Pull every "Inseraten" line out of the data below.

Items from a dataset

※ ※ ※

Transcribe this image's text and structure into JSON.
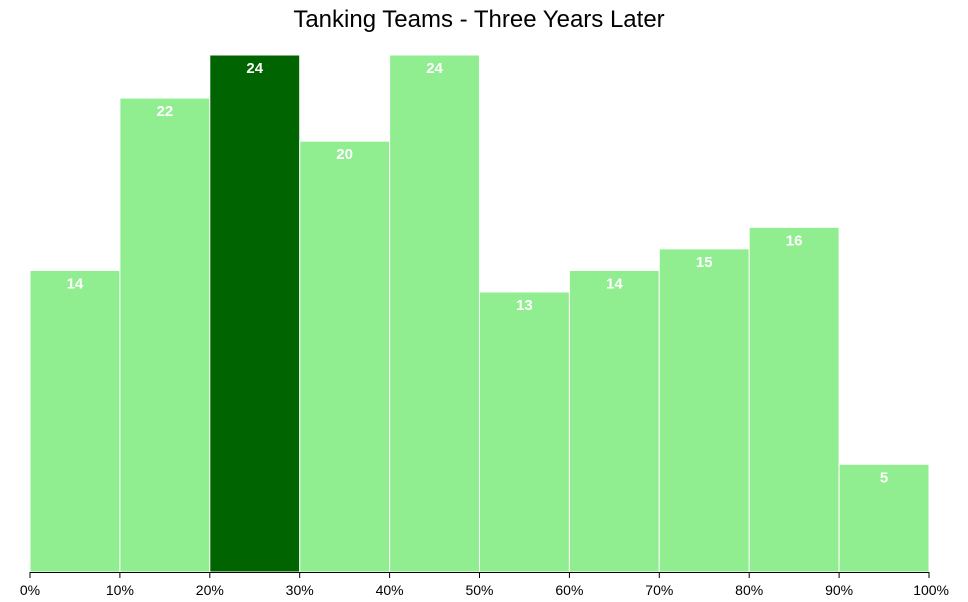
{
  "chart_data": {
    "type": "bar",
    "title": "Tanking Teams - Three Years Later",
    "xlabel": "",
    "ylabel": "",
    "bins": [
      {
        "range": [
          0,
          10
        ],
        "value": 14
      },
      {
        "range": [
          10,
          20
        ],
        "value": 22
      },
      {
        "range": [
          20,
          30
        ],
        "value": 24
      },
      {
        "range": [
          30,
          40
        ],
        "value": 20
      },
      {
        "range": [
          40,
          50
        ],
        "value": 24
      },
      {
        "range": [
          50,
          60
        ],
        "value": 13
      },
      {
        "range": [
          60,
          70
        ],
        "value": 14
      },
      {
        "range": [
          70,
          80
        ],
        "value": 15
      },
      {
        "range": [
          80,
          90
        ],
        "value": 16
      },
      {
        "range": [
          90,
          100
        ],
        "value": 5
      }
    ],
    "x_ticks": [
      "0%",
      "10%",
      "20%",
      "30%",
      "40%",
      "50%",
      "60%",
      "70%",
      "80%",
      "90%",
      "100%"
    ],
    "highlighted_bin": 2,
    "ylim": [
      0,
      24
    ],
    "grid": false,
    "colors": {
      "bar": "#90ee90",
      "highlight": "#006400",
      "label": "#ffffff",
      "axis": "#000000"
    }
  }
}
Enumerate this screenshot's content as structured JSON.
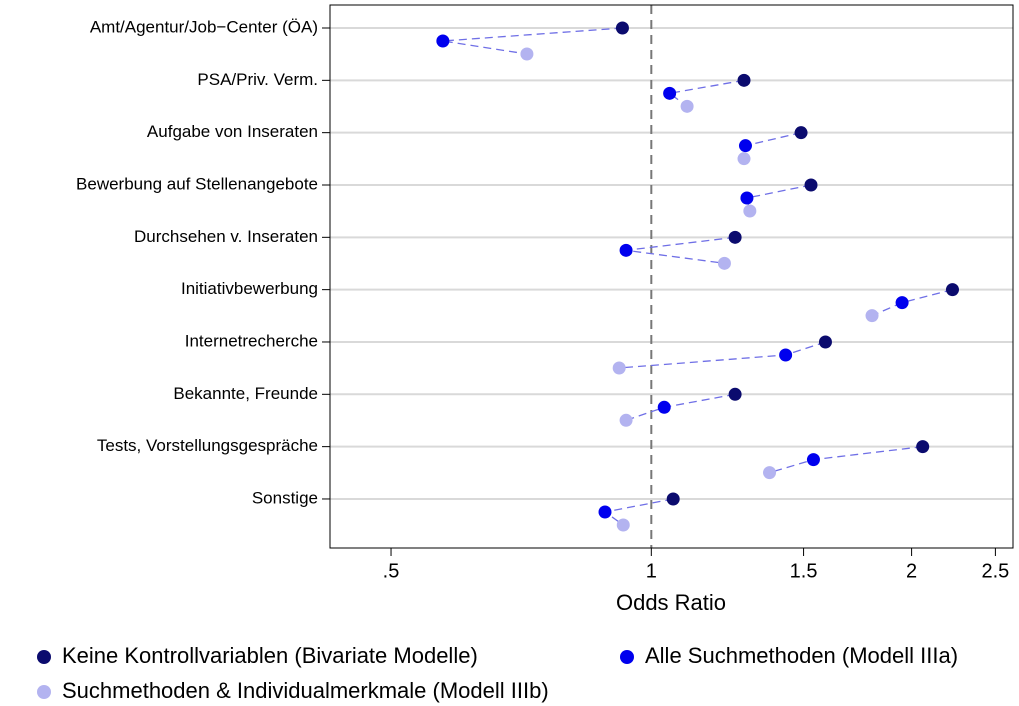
{
  "chart_data": {
    "type": "dot",
    "xlabel": "Odds Ratio",
    "log_x": true,
    "grid": true,
    "legend": "bottom",
    "reference_line": 1,
    "categories": [
      "Amt/Agentur/Job−Center (ÖA)",
      "PSA/Priv. Verm.",
      "Aufgabe von Inseraten",
      "Bewerbung auf Stellenangebote",
      "Durchsehen v. Inseraten",
      "Initiativbewerbung",
      "Internetrecherche",
      "Bekannte, Freunde",
      "Tests, Vorstellungsgespräche",
      "Sonstige"
    ],
    "series": [
      {
        "name": "Keine Kontrollvariablen (Bivariate Modelle)",
        "color": "#0b0b6e",
        "values": [
          0.926,
          1.28,
          1.49,
          1.53,
          1.25,
          2.23,
          1.59,
          1.25,
          2.06,
          1.06
        ]
      },
      {
        "name": "Alle Suchmethoden (Modell IIIa)",
        "color": "#0000ee",
        "values": [
          0.574,
          1.05,
          1.285,
          1.29,
          0.935,
          1.95,
          1.43,
          1.035,
          1.54,
          0.884
        ]
      },
      {
        "name": "Suchmethoden & Individualmerkmale (Modell IIIb)",
        "color": "#b3b3f0",
        "values": [
          0.718,
          1.1,
          1.28,
          1.3,
          1.215,
          1.8,
          0.918,
          0.935,
          1.37,
          0.928
        ]
      }
    ],
    "connector_color": "#6f6fe6",
    "xlim": [
      0.425,
      2.62
    ],
    "xticks": [
      {
        "value": 0.5,
        "label": ".5"
      },
      1,
      1.5,
      2,
      2.5
    ]
  }
}
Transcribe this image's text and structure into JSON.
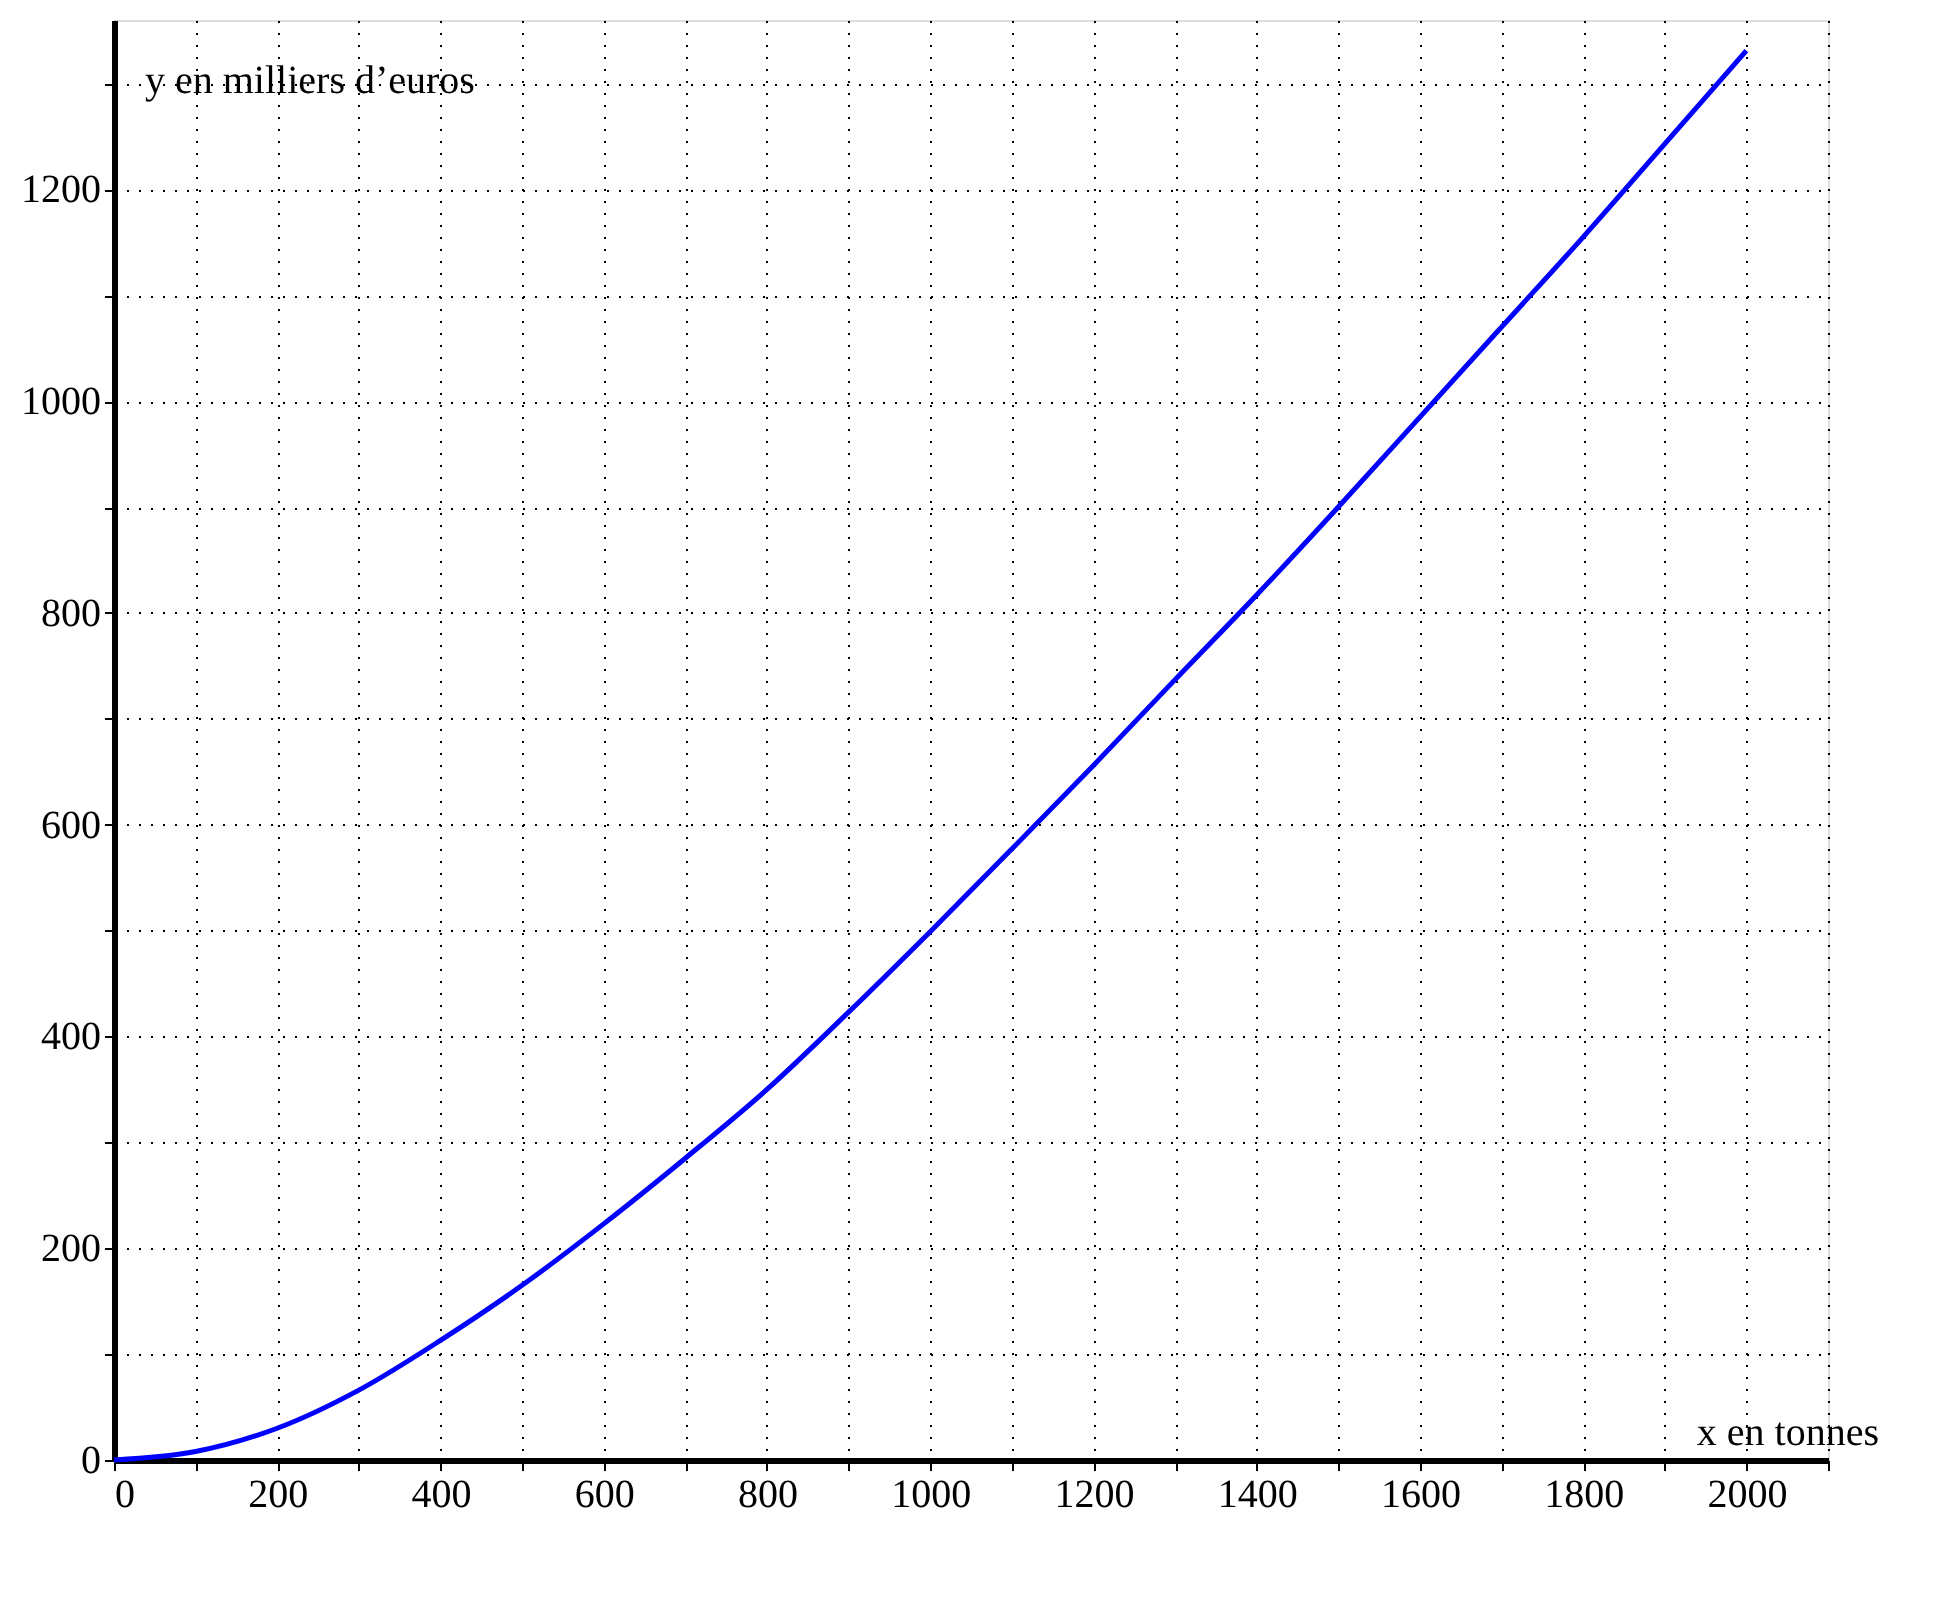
{
  "chart_data": {
    "type": "line",
    "xlabel": "x en tonnes",
    "ylabel": "y en milliers d’euros",
    "x": [
      0,
      100,
      200,
      300,
      400,
      500,
      600,
      700,
      800,
      900,
      1000,
      1100,
      1200,
      1300,
      1400,
      1500,
      1600,
      1700,
      1800,
      1900,
      2000
    ],
    "series": [
      {
        "color": "#0000ff",
        "values": [
          0,
          8,
          30,
          66,
          113,
          165,
          223,
          285,
          350,
          423,
          499,
          577,
          656,
          737,
          817,
          900,
          985,
          1070,
          1155,
          1243,
          1331
        ]
      }
    ],
    "xlim": [
      0,
      2100
    ],
    "ylim": [
      0,
      1360
    ],
    "xticks": [
      0,
      {
        "value": 100,
        "label": null
      },
      200,
      {
        "value": 300,
        "label": null
      },
      400,
      {
        "value": 500,
        "label": null
      },
      600,
      {
        "value": 700,
        "label": null
      },
      800,
      {
        "value": 900,
        "label": null
      },
      1000,
      {
        "value": 1100,
        "label": null
      },
      1200,
      {
        "value": 1300,
        "label": null
      },
      1400,
      {
        "value": 1500,
        "label": null
      },
      1600,
      {
        "value": 1700,
        "label": null
      },
      1800,
      {
        "value": 1900,
        "label": null
      },
      2000,
      {
        "value": 2100,
        "label": null
      }
    ],
    "yticks": [
      0,
      {
        "value": 100,
        "label": null
      },
      200,
      {
        "value": 300,
        "label": null
      },
      400,
      {
        "value": 500,
        "label": null
      },
      600,
      {
        "value": 700,
        "label": null
      },
      800,
      {
        "value": 900,
        "label": null
      },
      1000,
      {
        "value": 1100,
        "label": null
      },
      1200,
      {
        "value": 1300,
        "label": null
      }
    ],
    "grid": true,
    "marker": "none",
    "line_style": "solid"
  }
}
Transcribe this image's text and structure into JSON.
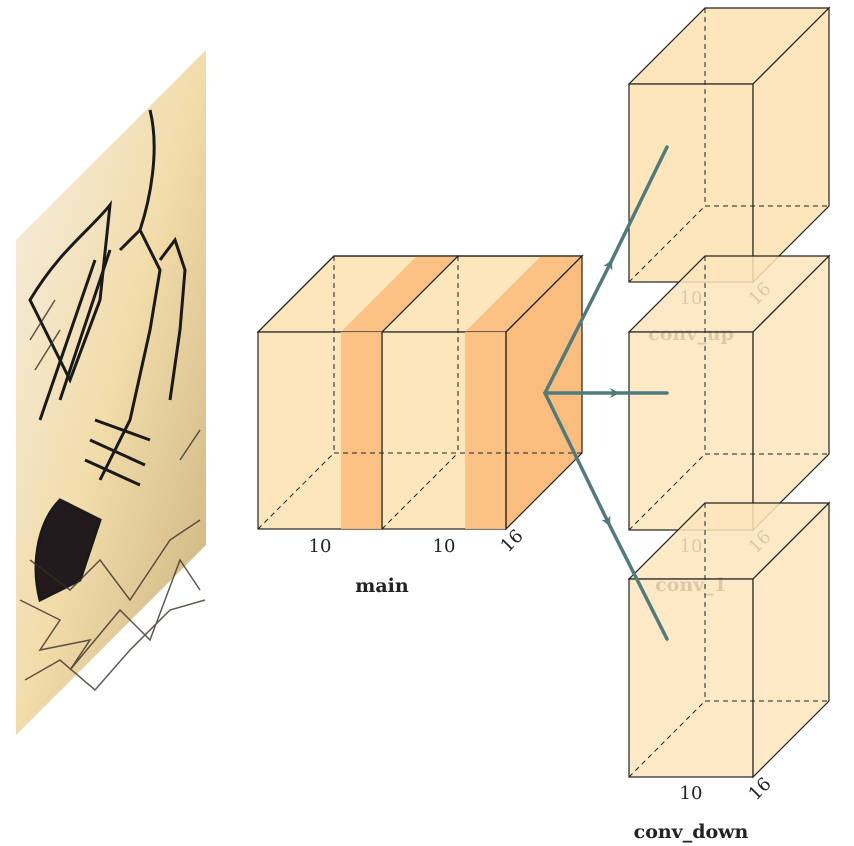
{
  "input_image": {
    "description": "stylized sketch of a hand"
  },
  "blocks": {
    "main": {
      "label": "main",
      "unit1": {
        "width": "10"
      },
      "unit2": {
        "width": "10",
        "depth": "16"
      }
    },
    "conv_up": {
      "label": "conv_up",
      "width": "10",
      "depth": "16"
    },
    "conv_1": {
      "label": "conv_1",
      "width": "10",
      "depth": "16"
    },
    "conv_down": {
      "label": "conv_down",
      "width": "10",
      "depth": "16"
    }
  },
  "colors": {
    "cube_fill": "#fde5bc",
    "conv_band": "#fbbd7e",
    "edge": "#222222",
    "arrow": "#4f7b7a"
  }
}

※ ※ ※

● **Task response**:
      "Aufgabe von Inseraten",
      "Durchsehen v. Inseraten",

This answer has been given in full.